Passage
..............................

Mr. Jon Jahren visited us yesterday, and we talked about SQL Server for 4 hours. It was fun, and very informative. I learned A LOT! In this blog I’ll try to sum up the most interesting discussions we had. We had a list of "questions" prepared for him:
– Tuning of (the setup of the) main SQL Server
– Specking new servers
– B-trees
– Mobile sync vs Replication
– Resource Governor
– Reporting Services

 

Tuning of (the setup of the) main SQL Server
First of all we logged on to the main SQL Server in Omega and started looking at hardware setup, settings on the server, database etc. The hardware setup was as it should be, but he explained a couple of settings that he recommended.
    "Boost SQL Server priority". This will, as it says, boost the priority of SQL Server on the CPUs. This should be turned off, because IF the server has some queries running 100% of the CPU you might not be able to log on to the server and kill those processes. He also explained that if we had network related problems, it might be a good idea to uncheck one core pr CPU, to let them deal with OS-related stuff (network). That way, SQL Server will not try to use these cores and therefore not be put in a queue.

..............................

Data segment

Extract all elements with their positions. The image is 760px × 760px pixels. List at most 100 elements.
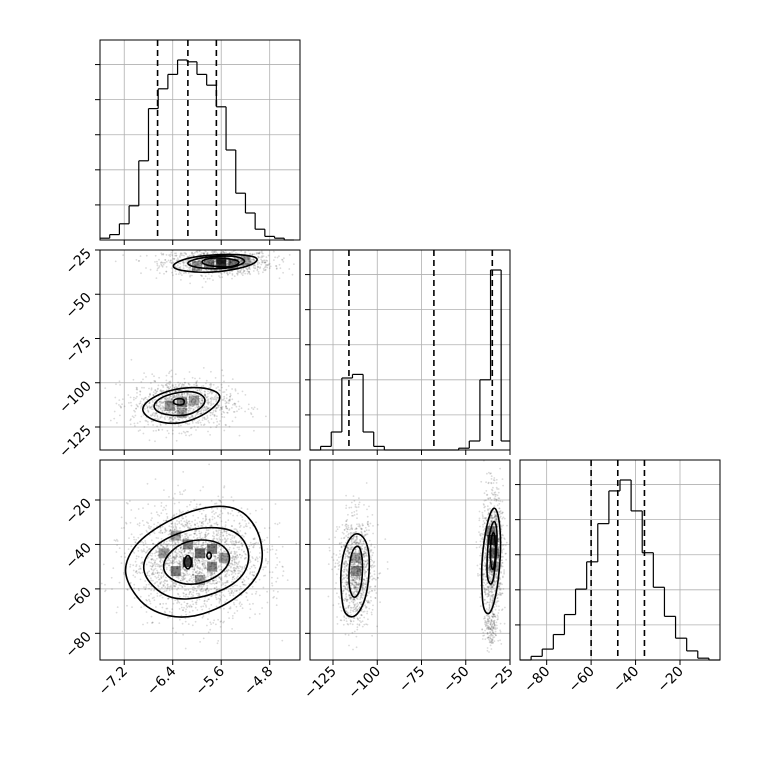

..............................

Work to do
a. Revise the SQL Server post from "Mr. Jon Jahren" to "that he recommended.", putting "Alpha" in place of "Omega".
b. For each statement below, say yes or no to whether it agrees with the SQL Server post, and quote the words that decide it. (i) The discussion with the visitor lasted four hours. (ii) The hardware setup of the main server needed to be changed. (iii) The setting "Boost SQL Server priority" should be turned on.

Response list
a.
Mr. Jon Jahren visited us yesterday, and we talked about SQL Server for 4 hours. It was fun, and very informative. I learned A LOT! In this blog I’ll try to sum up the most interesting discussions we had. We had a list of "questions" prepared for him:
– Tuning of (the setup of the) main SQL Server
– Specking new servers
– B-trees
– Mobile sync vs Replication
– Resource Governor
– Reporting Services

 

Tuning of (the setup of the) main SQL Server
First of all we logged on to the main SQL Server in Alpha and started looking at hardware setup, settings on the server, database etc. The hardware setup was as it should be, but he explained a couple of settings that he recommended.

b.
(i) Yes: "we talked about SQL Server for 4 hours"
(ii) No: "The hardware setup was as it should be"
(iii) No: "This should be turned off"